### Problem statement
The records below must be retyped exactly.
Start of Exercise material
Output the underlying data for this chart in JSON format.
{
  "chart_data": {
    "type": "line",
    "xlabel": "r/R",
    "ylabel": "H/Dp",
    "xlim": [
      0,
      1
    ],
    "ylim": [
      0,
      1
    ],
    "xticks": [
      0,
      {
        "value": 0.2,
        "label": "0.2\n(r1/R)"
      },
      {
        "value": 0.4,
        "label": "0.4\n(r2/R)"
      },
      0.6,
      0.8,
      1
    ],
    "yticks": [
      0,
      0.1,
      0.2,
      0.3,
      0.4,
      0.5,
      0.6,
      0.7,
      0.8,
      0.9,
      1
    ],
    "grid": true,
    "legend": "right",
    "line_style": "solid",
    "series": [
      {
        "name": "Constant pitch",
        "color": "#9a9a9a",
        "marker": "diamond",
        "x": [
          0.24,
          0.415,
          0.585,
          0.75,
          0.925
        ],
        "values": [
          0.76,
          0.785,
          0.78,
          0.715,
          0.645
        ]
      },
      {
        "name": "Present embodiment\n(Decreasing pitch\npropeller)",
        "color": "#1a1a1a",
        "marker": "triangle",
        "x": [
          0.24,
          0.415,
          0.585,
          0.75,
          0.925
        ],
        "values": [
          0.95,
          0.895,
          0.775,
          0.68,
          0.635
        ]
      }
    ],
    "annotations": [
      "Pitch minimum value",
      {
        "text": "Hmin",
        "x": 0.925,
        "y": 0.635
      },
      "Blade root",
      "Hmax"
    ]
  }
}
End of Exercise material
### Answer to the task
Output the underlying data for this chart in JSON format.
{
  "chart_data": {
    "type": "line",
    "xlabel": "r/R",
    "ylabel": "H/Dp",
    "xlim": [
      0,
      1
    ],
    "ylim": [
      0,
      1
    ],
    "xticks": [
      0,
      {
        "value": 0.2,
        "label": "0.2\n(r1/R)"
      },
      {
        "value": 0.4,
        "label": "0.4\n(r2/R)"
      },
      0.6,
      0.8,
      1
    ],
    "yticks": [
      0,
      0.1,
      0.2,
      0.3,
      0.4,
      0.5,
      0.6,
      0.7,
      0.8,
      0.9,
      1
    ],
    "grid": true,
    "legend": "right",
    "line_style": "solid",
    "series": [
      {
        "name": "Constant pitch",
        "color": "#9a9a9a",
        "marker": "diamond",
        "x": [
          0.24,
          0.415,
          0.585,
          0.75,
          0.925
        ],
        "values": [
          0.76,
          0.785,
          0.78,
          0.715,
          0.645
        ]
      },
      {
        "name": "Present embodiment\n(Decreasing pitch\npropeller)",
        "color": "#1a1a1a",
        "marker": "triangle",
        "x": [
          0.24,
          0.415,
          0.585,
          0.75,
          0.925
        ],
        "values": [
          0.95,
          0.895,
          0.775,
          0.68,
          0.635
        ]
      }
    ],
    "annotations": [
      "Pitch minimum value",
      {
        "text": "Hmin",
        "x": 0.925,
        "y": 0.635
      },
      "Blade root",
      "Hmax"
    ]
  }
}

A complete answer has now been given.